Data excerpts

** BEGIN **

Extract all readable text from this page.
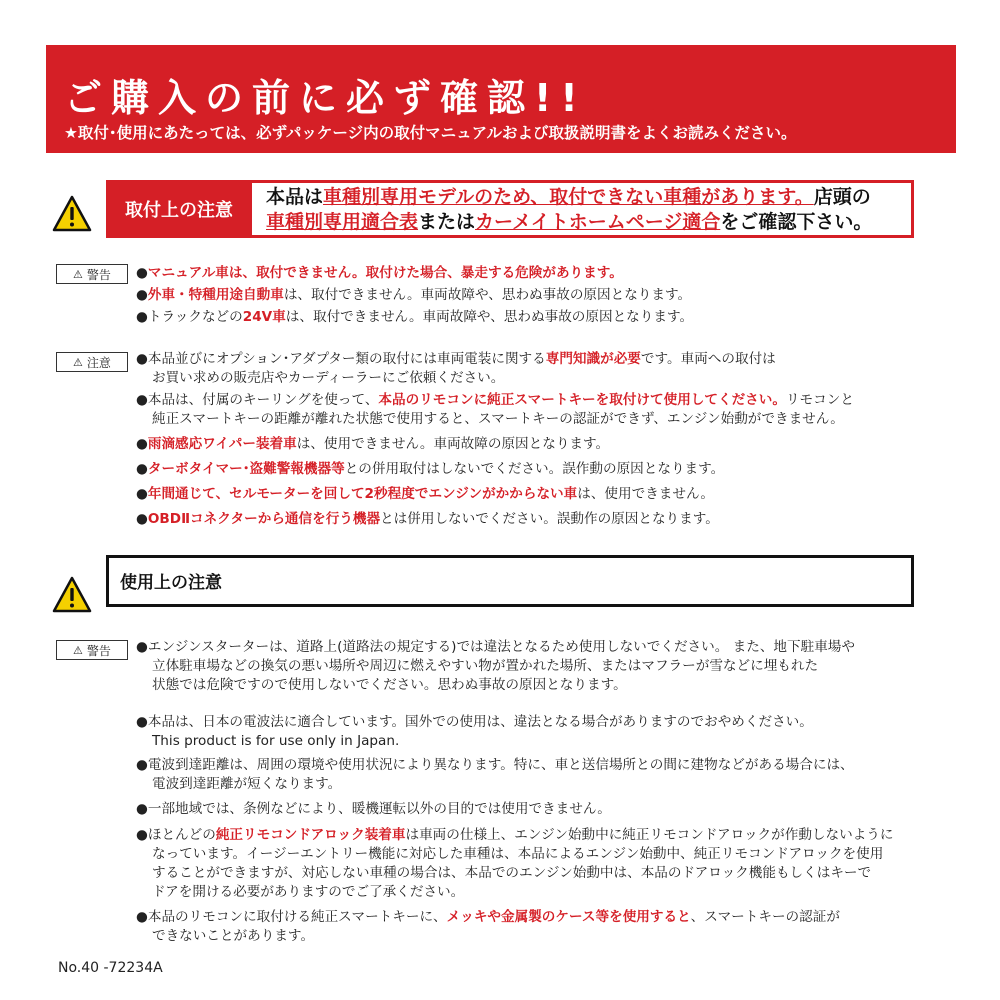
ご購入の前に必ず確認!!
★取付･使用にあたっては、必ずパッケージ内の取付マニュアルおよび取扱説明書をよくお読みください。
取付上の注意
本品は車種別専用モデルのため、取付できない車種があります。店頭の
車種別専用適合表またはカーメイトホームページ適合をご確認下さい。
⚠ 警告 ●マニュアル車は、取付できません。取付けた場合、暴走する危険があります。
●外車・特種用途自動車は、取付できません。車両故障や、思わぬ事故の原因となります。
●トラックなどの24V車は、取付できません。車両故障や、思わぬ事故の原因となります。
⚠ 注意 ●本品並びにオプション･アダプター類の取付には車両電装に関する専門知識が必要です。車両への取付は
お買い求めの販売店やカーディーラーにご依頼ください。
●本品は、付属のキーリングを使って、本品のリモコンに純正スマートキーを取付けて使用してください。リモコンと
純正スマートキーの距離が離れた状態で使用すると、スマートキーの認証ができず、エンジン始動ができません。
●雨滴感応ワイパー装着車は、使用できません。車両故障の原因となります。
●ターボタイマー･盗難警報機器等との併用取付はしないでください。誤作動の原因となります。
●年間通じて、セルモーターを回して2秒程度でエンジンがかからない車は、使用できません。
●OBDⅡコネクターから通信を行う機器とは併用しないでください。誤動作の原因となります。
使用上の注意
⚠ 警告 ●エンジンスターターは、道路上(道路法の規定する)では違法となるため使用しないでください。 また、地下駐車場や
立体駐車場などの換気の悪い場所や周辺に燃えやすい物が置かれた場所、またはマフラーが雪などに埋もれた
状態では危険ですので使用しないでください。思わぬ事故の原因となります。
●本品は、日本の電波法に適合しています。国外での使用は、違法となる場合がありますのでおやめください。
This product is for use only in Japan.
●電波到達距離は、周囲の環境や使用状況により異なります。特に、車と送信場所との間に建物などがある場合には、
電波到達距離が短くなります。
●一部地域では、条例などにより、暖機運転以外の目的では使用できません。
●ほとんどの純正リモコンドアロック装着車は車両の仕様上、エンジン始動中に純正リモコンドアロックが作動しないように
なっています。イージーエントリー機能に対応した車種は、本品によるエンジン始動中、純正リモコンドアロックを使用
することができますが、対応しない車種の場合は、本品でのエンジン始動中は、本品のドアロック機能もしくはキーで
ドアを開ける必要がありますのでご了承ください。
●本品のリモコンに取付ける純正スマートキーに、メッキや金属製のケース等を使用すると、スマートキーの認証が
できないことがあります。
No.40 -72234A
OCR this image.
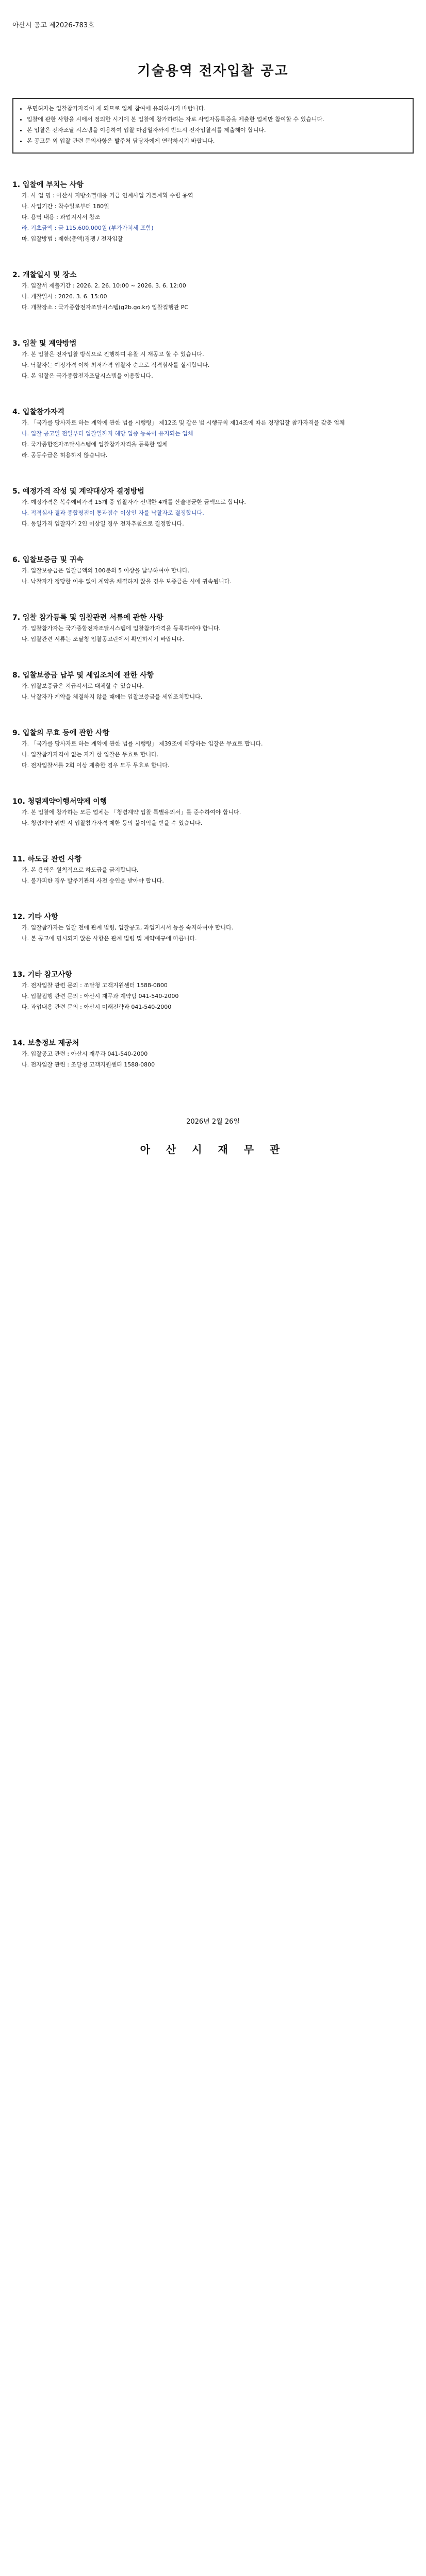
아산시 공고 제2026-783호
기술용역 전자입찰 공고
• 무면허자는 입찰참가자격이 제 되므로 업체 참여에 유의하시기 바랍니다.
• 입찰에 관한 사항을 시에서 정의한 시기에 본 입찰에 참가하려는 자로 사업자등록증을 제출한 업체만 참여할 수 있습니다.
• 본 입찰은 전자조달 시스템을 이용하여 입찰 마감일자까지 반드시 전자입찰서를 제출해야 합니다.
• 본 공고문 외 입찰 관련 문의사항은 발주처 담당자에게 연락하시기 바랍니다.
1. 입찰에 부치는 사항
가. 사 업 명 : 아산시 지방소멸대응 기금 연계사업 기본계획 수립 용역
나. 사업기간 : 착수일로부터 180일
다. 용역 내용 : 과업지시서 참조
라. 기초금액 : 금 115,600,000원 (부가가치세 포함)
마. 입찰방법 : 제한(총액)경쟁 / 전자입찰
2. 개찰일시 및 장소
가. 입찰서 제출기간 : 2026. 2. 26. 10:00 ~ 2026. 3. 6. 12:00
나. 개찰일시 : 2026. 3. 6. 15:00
다. 개찰장소 : 국가종합전자조달시스템(g2b.go.kr) 입찰집행관 PC
3. 입찰 및 계약방법
가. 본 입찰은 전자입찰 방식으로 진행하며 유찰 시 재공고 할 수 있습니다.
나. 낙찰자는 예정가격 이하 최저가격 입찰자 순으로 적격심사를 실시합니다.
다. 본 입찰은 국가종합전자조달시스템을 이용합니다.
4. 입찰참가자격
가. 「국가를 당사자로 하는 계약에 관한 법률 시행령」 제12조 및 같은 법 시행규칙 제14조에 따른 경쟁입찰 참가자격을 갖춘 업체
나. 입찰 공고일 전일부터 입찰일까지 해당 업종 등록이 유지되는 업체
다. 국가종합전자조달시스템에 입찰참가자격을 등록한 업체
라. 공동수급은 허용하지 않습니다.
5. 예정가격 작성 및 계약대상자 결정방법
가. 예정가격은 복수예비가격 15개 중 입찰자가 선택한 4개를 산술평균한 금액으로 합니다.
나. 적격심사 결과 종합평점이 통과점수 이상인 자를 낙찰자로 결정합니다.
다. 동일가격 입찰자가 2인 이상일 경우 전자추첨으로 결정합니다.
6. 입찰보증금 및 귀속
가. 입찰보증금은 입찰금액의 100분의 5 이상을 납부하여야 합니다.
나. 낙찰자가 정당한 이유 없이 계약을 체결하지 않을 경우 보증금은 시에 귀속됩니다.
7. 입찰 참가등록 및 입찰관련 서류에 관한 사항
가. 입찰참가자는 국가종합전자조달시스템에 입찰참가자격을 등록하여야 합니다.
나. 입찰관련 서류는 조달청 입찰공고란에서 확인하시기 바랍니다.
8. 입찰보증금 납부 및 세입조치에 관한 사항
가. 입찰보증금은 지급각서로 대체할 수 있습니다.
나. 낙찰자가 계약을 체결하지 않을 때에는 입찰보증금을 세입조치합니다.
9. 입찰의 무효 등에 관한 사항
가. 「국가를 당사자로 하는 계약에 관한 법률 시행령」 제39조에 해당하는 입찰은 무효로 합니다.
나. 입찰참가자격이 없는 자가 한 입찰은 무효로 합니다.
다. 전자입찰서를 2회 이상 제출한 경우 모두 무효로 합니다.
10. 청렴계약이행서약제 이행
가. 본 입찰에 참가하는 모든 업체는 「청렴계약 입찰 특별유의서」를 준수하여야 합니다.
나. 청렴계약 위반 시 입찰참가자격 제한 등의 불이익을 받을 수 있습니다.
11. 하도급 관련 사항
가. 본 용역은 원칙적으로 하도급을 금지합니다.
나. 불가피한 경우 발주기관의 사전 승인을 받아야 합니다.
12. 기타 사항
가. 입찰참가자는 입찰 전에 관계 법령, 입찰공고, 과업지시서 등을 숙지하여야 합니다.
나. 본 공고에 명시되지 않은 사항은 관계 법령 및 계약예규에 따릅니다.
13. 기타 참고사항
가. 전자입찰 관련 문의 : 조달청 고객지원센터 1588-0800
나. 입찰집행 관련 문의 : 아산시 재무과 계약팀 041-540-2000
다. 과업내용 관련 문의 : 아산시 미래전략과 041-540-2000
14. 보충정보 제공처
가. 입찰공고 관련 : 아산시 재무과 041-540-2000
나. 전자입찰 관련 : 조달청 고객지원센터 1588-0800
2026년 2월 26일
아 산 시 재 무 관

** END **

# Short task
Write out the listing above again, exactly, but with no pictures in the copy.

# Response to the task
Extract all readable text from this page.
ご購入の前に必ず確認!!
★取付･使用にあたっては、必ずパッケージ内の取付マニュアルおよび取扱説明書をよくお読みください。
取付上の注意
本品は車種別専用モデルのため、取付できない車種があります。店頭の
車種別専用適合表またはカーメイトホームページ適合をご確認下さい。
⚠ 警告 ●マニュアル車は、取付できません。取付けた場合、暴走する危険があります。
●外車・特種用途自動車は、取付できません。車両故障や、思わぬ事故の原因となります。
●トラックなどの24V車は、取付できません。車両故障や、思わぬ事故の原因となります。
⚠ 注意 ●本品並びにオプション･アダプター類の取付には車両電装に関する専門知識が必要です。車両への取付は
お買い求めの販売店やカーディーラーにご依頼ください。
●本品は、付属のキーリングを使って、本品のリモコンに純正スマートキーを取付けて使用してください。リモコンと
純正スマートキーの距離が離れた状態で使用すると、スマートキーの認証ができず、エンジン始動ができません。
●雨滴感応ワイパー装着車は、使用できません。車両故障の原因となります。
●ターボタイマー･盗難警報機器等との併用取付はしないでください。誤作動の原因となります。
●年間通じて、セルモーターを回して2秒程度でエンジンがかからない車は、使用できません。
●OBDⅡコネクターから通信を行う機器とは併用しないでください。誤動作の原因となります。
使用上の注意
⚠ 警告 ●エンジンスターターは、道路上(道路法の規定する)では違法となるため使用しないでください。 また、地下駐車場や
立体駐車場などの換気の悪い場所や周辺に燃えやすい物が置かれた場所、またはマフラーが雪などに埋もれた
状態では危険ですので使用しないでください。思わぬ事故の原因となります。
●本品は、日本の電波法に適合しています。国外での使用は、違法となる場合がありますのでおやめください。
This product is for use only in Japan.
●電波到達距離は、周囲の環境や使用状況により異なります。特に、車と送信場所との間に建物などがある場合には、
電波到達距離が短くなります。
●一部地域では、条例などにより、暖機運転以外の目的では使用できません。
●ほとんどの純正リモコンドアロック装着車は車両の仕様上、エンジン始動中に純正リモコンドアロックが作動しないように
なっています。イージーエントリー機能に対応した車種は、本品によるエンジン始動中、純正リモコンドアロックを使用
することができますが、対応しない車種の場合は、本品でのエンジン始動中は、本品のドアロック機能もしくはキーで
ドアを開ける必要がありますのでご了承ください。
●本品のリモコンに取付ける純正スマートキーに、メッキや金属製のケース等を使用すると、スマートキーの認証が
できないことがあります。
No.40 -72234A
OCR this image.
아산시 공고 제2026-783호
기술용역 전자입찰 공고
• 무면허자는 입찰참가자격이 제 되므로 업체 참여에 유의하시기 바랍니다.
• 입찰에 관한 사항을 시에서 정의한 시기에 본 입찰에 참가하려는 자로 사업자등록증을 제출한 업체만 참여할 수 있습니다.
• 본 입찰은 전자조달 시스템을 이용하여 입찰 마감일자까지 반드시 전자입찰서를 제출해야 합니다.
• 본 공고문 외 입찰 관련 문의사항은 발주처 담당자에게 연락하시기 바랍니다.
1. 입찰에 부치는 사항
가. 사 업 명 : 아산시 지방소멸대응 기금 연계사업 기본계획 수립 용역
나. 사업기간 : 착수일로부터 180일
다. 용역 내용 : 과업지시서 참조
라. 기초금액 : 금 115,600,000원 (부가가치세 포함)
마. 입찰방법 : 제한(총액)경쟁 / 전자입찰
2. 개찰일시 및 장소
가. 입찰서 제출기간 : 2026. 2. 26. 10:00 ~ 2026. 3. 6. 12:00
나. 개찰일시 : 2026. 3. 6. 15:00
다. 개찰장소 : 국가종합전자조달시스템(g2b.go.kr) 입찰집행관 PC
3. 입찰 및 계약방법
가. 본 입찰은 전자입찰 방식으로 진행하며 유찰 시 재공고 할 수 있습니다.
나. 낙찰자는 예정가격 이하 최저가격 입찰자 순으로 적격심사를 실시합니다.
다. 본 입찰은 국가종합전자조달시스템을 이용합니다.
4. 입찰참가자격
가. 「국가를 당사자로 하는 계약에 관한 법률 시행령」 제12조 및 같은 법 시행규칙 제14조에 따른 경쟁입찰 참가자격을 갖춘 업체
나. 입찰 공고일 전일부터 입찰일까지 해당 업종 등록이 유지되는 업체
다. 국가종합전자조달시스템에 입찰참가자격을 등록한 업체
라. 공동수급은 허용하지 않습니다.
5. 예정가격 작성 및 계약대상자 결정방법
가. 예정가격은 복수예비가격 15개 중 입찰자가 선택한 4개를 산술평균한 금액으로 합니다.
나. 적격심사 결과 종합평점이 통과점수 이상인 자를 낙찰자로 결정합니다.
다. 동일가격 입찰자가 2인 이상일 경우 전자추첨으로 결정합니다.
6. 입찰보증금 및 귀속
가. 입찰보증금은 입찰금액의 100분의 5 이상을 납부하여야 합니다.
나. 낙찰자가 정당한 이유 없이 계약을 체결하지 않을 경우 보증금은 시에 귀속됩니다.
7. 입찰 참가등록 및 입찰관련 서류에 관한 사항
가. 입찰참가자는 국가종합전자조달시스템에 입찰참가자격을 등록하여야 합니다.
나. 입찰관련 서류는 조달청 입찰공고란에서 확인하시기 바랍니다.
8. 입찰보증금 납부 및 세입조치에 관한 사항
가. 입찰보증금은 지급각서로 대체할 수 있습니다.
나. 낙찰자가 계약을 체결하지 않을 때에는 입찰보증금을 세입조치합니다.
9. 입찰의 무효 등에 관한 사항
가. 「국가를 당사자로 하는 계약에 관한 법률 시행령」 제39조에 해당하는 입찰은 무효로 합니다.
나. 입찰참가자격이 없는 자가 한 입찰은 무효로 합니다.
다. 전자입찰서를 2회 이상 제출한 경우 모두 무효로 합니다.
10. 청렴계약이행서약제 이행
가. 본 입찰에 참가하는 모든 업체는 「청렴계약 입찰 특별유의서」를 준수하여야 합니다.
나. 청렴계약 위반 시 입찰참가자격 제한 등의 불이익을 받을 수 있습니다.
11. 하도급 관련 사항
가. 본 용역은 원칙적으로 하도급을 금지합니다.
나. 불가피한 경우 발주기관의 사전 승인을 받아야 합니다.
12. 기타 사항
가. 입찰참가자는 입찰 전에 관계 법령, 입찰공고, 과업지시서 등을 숙지하여야 합니다.
나. 본 공고에 명시되지 않은 사항은 관계 법령 및 계약예규에 따릅니다.
13. 기타 참고사항
가. 전자입찰 관련 문의 : 조달청 고객지원센터 1588-0800
나. 입찰집행 관련 문의 : 아산시 재무과 계약팀 041-540-2000
다. 과업내용 관련 문의 : 아산시 미래전략과 041-540-2000
14. 보충정보 제공처
가. 입찰공고 관련 : 아산시 재무과 041-540-2000
나. 전자입찰 관련 : 조달청 고객지원센터 1588-0800
2026년 2월 26일
아 산 시 재 무 관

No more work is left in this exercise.